*Work instructions:* Locate all lines with the word "page" and copy them out.

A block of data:
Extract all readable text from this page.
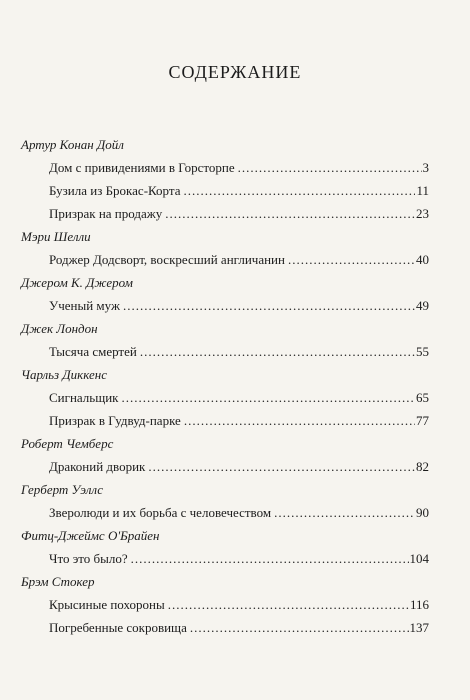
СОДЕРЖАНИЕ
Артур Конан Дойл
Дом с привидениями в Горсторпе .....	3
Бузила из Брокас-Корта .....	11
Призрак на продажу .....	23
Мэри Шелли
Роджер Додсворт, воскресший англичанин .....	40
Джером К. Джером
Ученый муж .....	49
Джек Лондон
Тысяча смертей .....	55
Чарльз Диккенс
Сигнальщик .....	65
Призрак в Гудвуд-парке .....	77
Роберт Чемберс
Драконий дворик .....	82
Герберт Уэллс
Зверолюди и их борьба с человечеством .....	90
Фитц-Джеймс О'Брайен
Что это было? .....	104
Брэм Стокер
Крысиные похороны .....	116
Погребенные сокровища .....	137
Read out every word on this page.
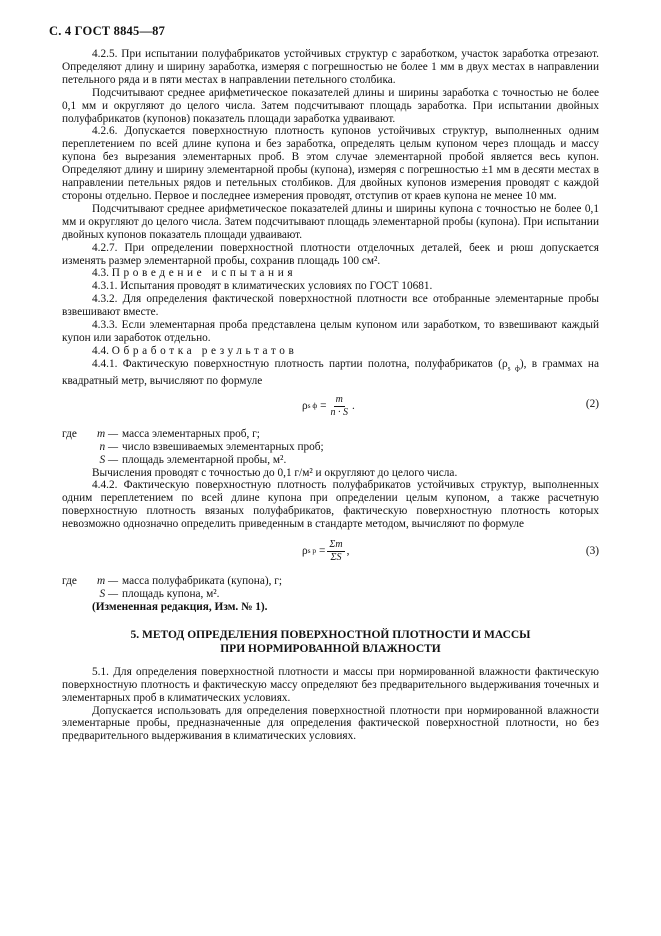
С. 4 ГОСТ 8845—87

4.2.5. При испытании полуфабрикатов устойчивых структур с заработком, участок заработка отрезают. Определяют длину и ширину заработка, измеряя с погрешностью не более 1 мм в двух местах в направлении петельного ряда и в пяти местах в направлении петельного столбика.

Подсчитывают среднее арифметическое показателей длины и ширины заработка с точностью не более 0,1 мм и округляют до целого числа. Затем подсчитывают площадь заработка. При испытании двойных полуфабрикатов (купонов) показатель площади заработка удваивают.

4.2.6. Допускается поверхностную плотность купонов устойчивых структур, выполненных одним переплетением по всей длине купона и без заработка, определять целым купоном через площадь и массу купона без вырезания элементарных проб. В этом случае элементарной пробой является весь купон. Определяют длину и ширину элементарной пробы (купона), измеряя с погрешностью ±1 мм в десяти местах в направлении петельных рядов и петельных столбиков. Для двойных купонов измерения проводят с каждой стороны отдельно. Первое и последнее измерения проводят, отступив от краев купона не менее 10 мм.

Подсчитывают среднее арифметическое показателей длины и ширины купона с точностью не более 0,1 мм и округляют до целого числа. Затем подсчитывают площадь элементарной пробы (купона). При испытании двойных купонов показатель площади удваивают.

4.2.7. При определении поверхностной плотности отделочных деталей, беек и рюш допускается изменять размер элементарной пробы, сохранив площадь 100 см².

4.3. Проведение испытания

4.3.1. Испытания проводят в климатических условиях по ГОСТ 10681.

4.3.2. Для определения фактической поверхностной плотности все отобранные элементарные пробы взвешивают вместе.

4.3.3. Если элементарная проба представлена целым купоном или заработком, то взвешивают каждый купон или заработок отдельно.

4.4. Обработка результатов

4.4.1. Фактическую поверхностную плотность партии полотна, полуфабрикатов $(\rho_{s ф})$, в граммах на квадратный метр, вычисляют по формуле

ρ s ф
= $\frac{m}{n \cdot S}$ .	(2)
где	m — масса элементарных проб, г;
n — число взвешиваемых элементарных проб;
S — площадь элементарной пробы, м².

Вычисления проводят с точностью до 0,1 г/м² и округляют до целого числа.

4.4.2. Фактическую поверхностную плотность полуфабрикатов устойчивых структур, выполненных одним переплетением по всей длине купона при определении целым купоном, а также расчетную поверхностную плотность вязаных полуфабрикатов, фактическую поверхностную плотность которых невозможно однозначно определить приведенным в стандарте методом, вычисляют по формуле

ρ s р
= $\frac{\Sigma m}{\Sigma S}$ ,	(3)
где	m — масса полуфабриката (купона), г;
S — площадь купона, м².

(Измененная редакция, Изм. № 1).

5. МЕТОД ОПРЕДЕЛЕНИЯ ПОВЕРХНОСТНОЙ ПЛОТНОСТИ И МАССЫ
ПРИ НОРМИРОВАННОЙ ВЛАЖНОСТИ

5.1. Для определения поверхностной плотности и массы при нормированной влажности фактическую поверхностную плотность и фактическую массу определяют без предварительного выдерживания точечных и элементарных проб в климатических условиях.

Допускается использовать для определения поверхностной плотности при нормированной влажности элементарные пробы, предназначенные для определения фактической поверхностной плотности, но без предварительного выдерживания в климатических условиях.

---

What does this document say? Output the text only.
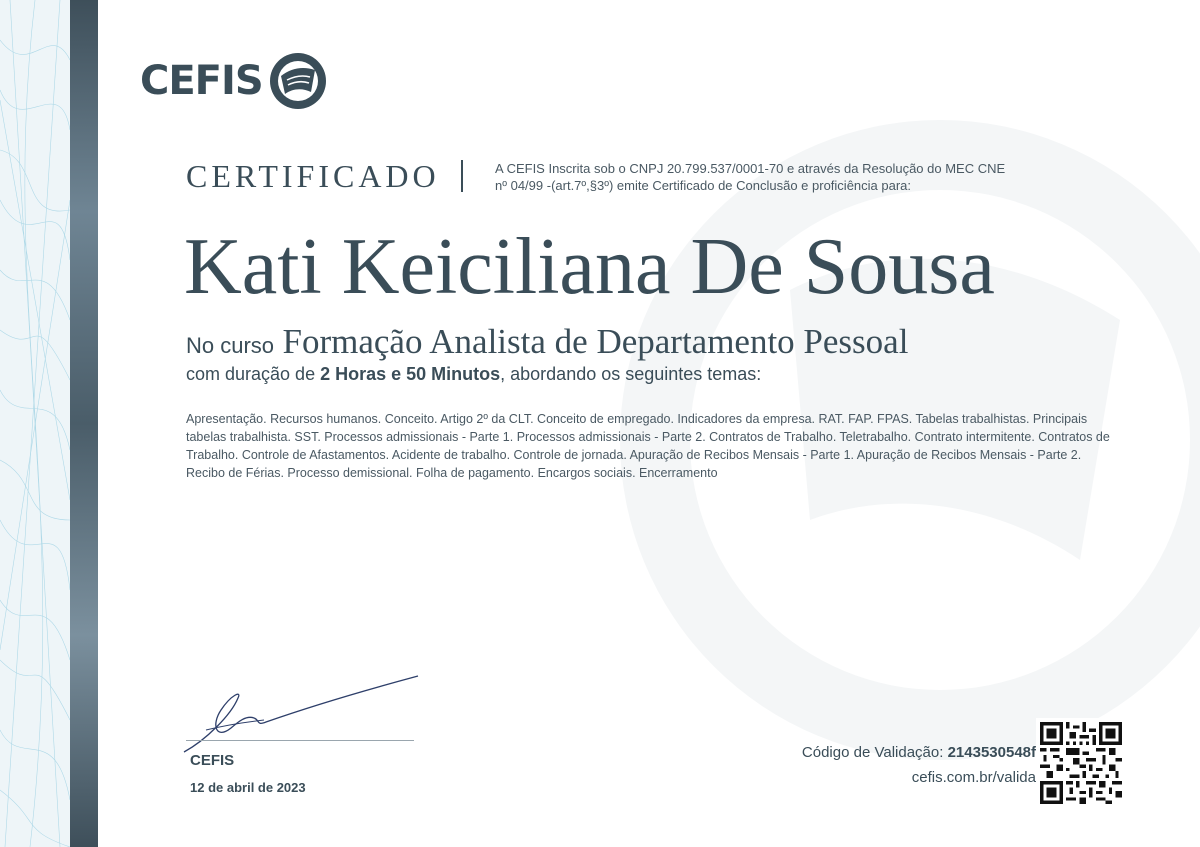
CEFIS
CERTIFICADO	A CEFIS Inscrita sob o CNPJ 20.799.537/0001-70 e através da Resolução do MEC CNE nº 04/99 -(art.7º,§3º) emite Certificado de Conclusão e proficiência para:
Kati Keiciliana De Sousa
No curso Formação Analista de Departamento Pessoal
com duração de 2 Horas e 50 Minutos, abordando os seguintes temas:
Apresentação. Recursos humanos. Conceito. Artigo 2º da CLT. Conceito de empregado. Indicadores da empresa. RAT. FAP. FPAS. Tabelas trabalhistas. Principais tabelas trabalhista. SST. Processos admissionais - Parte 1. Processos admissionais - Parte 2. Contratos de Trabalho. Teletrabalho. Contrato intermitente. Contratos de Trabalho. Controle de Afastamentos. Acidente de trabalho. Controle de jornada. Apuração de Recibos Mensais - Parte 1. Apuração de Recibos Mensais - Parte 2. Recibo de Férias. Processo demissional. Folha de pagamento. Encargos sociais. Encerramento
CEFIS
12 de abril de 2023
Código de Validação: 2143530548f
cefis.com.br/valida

*Output for this task:*
Extract all readable text from this page.
Read out every word on this page.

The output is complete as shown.